DATA:
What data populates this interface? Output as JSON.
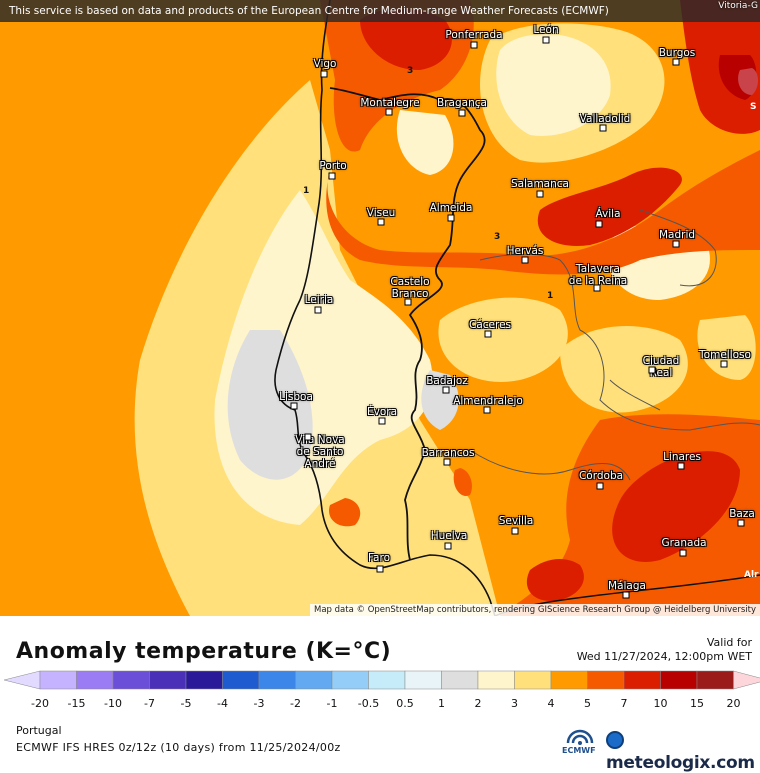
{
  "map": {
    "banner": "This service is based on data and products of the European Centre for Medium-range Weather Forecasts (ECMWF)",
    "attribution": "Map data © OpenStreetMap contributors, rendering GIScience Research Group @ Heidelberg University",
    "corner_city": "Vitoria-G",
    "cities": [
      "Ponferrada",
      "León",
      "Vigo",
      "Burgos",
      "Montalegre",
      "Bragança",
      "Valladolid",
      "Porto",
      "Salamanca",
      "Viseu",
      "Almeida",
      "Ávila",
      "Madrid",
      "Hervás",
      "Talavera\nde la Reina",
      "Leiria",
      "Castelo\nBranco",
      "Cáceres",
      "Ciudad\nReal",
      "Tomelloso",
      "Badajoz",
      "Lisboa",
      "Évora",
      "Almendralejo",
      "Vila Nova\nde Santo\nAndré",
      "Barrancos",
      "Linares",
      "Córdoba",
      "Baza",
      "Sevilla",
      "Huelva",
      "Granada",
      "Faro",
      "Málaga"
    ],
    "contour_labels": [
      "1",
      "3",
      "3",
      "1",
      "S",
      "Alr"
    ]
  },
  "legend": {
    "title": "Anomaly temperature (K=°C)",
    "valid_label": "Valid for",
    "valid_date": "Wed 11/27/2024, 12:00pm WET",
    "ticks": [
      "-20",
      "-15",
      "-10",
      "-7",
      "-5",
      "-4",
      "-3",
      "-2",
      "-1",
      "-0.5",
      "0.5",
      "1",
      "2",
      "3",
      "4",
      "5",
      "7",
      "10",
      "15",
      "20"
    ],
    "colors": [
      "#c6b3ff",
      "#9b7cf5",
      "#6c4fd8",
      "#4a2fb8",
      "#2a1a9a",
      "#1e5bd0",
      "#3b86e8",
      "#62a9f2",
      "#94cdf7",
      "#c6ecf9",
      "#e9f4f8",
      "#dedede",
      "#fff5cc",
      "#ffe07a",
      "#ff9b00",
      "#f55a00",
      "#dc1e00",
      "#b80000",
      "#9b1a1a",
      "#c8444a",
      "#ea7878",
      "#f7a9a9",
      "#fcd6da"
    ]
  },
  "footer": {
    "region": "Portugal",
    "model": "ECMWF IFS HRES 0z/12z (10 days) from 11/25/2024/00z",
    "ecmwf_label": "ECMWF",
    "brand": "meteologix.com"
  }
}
==
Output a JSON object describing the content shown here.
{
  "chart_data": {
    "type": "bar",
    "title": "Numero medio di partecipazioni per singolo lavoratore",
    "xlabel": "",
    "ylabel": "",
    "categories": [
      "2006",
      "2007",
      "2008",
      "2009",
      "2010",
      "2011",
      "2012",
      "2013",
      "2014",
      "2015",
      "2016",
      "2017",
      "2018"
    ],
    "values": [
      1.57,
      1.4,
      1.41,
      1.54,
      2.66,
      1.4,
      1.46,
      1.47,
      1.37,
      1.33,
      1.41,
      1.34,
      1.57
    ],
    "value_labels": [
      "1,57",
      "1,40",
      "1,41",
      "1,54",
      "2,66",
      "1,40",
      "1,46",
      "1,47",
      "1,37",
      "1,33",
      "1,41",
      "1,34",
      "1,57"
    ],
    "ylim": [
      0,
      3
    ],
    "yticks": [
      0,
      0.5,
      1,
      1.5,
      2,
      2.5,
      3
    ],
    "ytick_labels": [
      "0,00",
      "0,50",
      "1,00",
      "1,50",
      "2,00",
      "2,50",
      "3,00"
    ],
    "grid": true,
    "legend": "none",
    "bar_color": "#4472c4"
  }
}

WORK INSTRUCTIONS: Read the lines above. Gather those in which the string "title" is found.

RESPONSE TO THIS TASK:
    "title": "Anomaly temperature (K=°C)",
    "title": "Numero medio di partecipazioni per singolo lavoratore",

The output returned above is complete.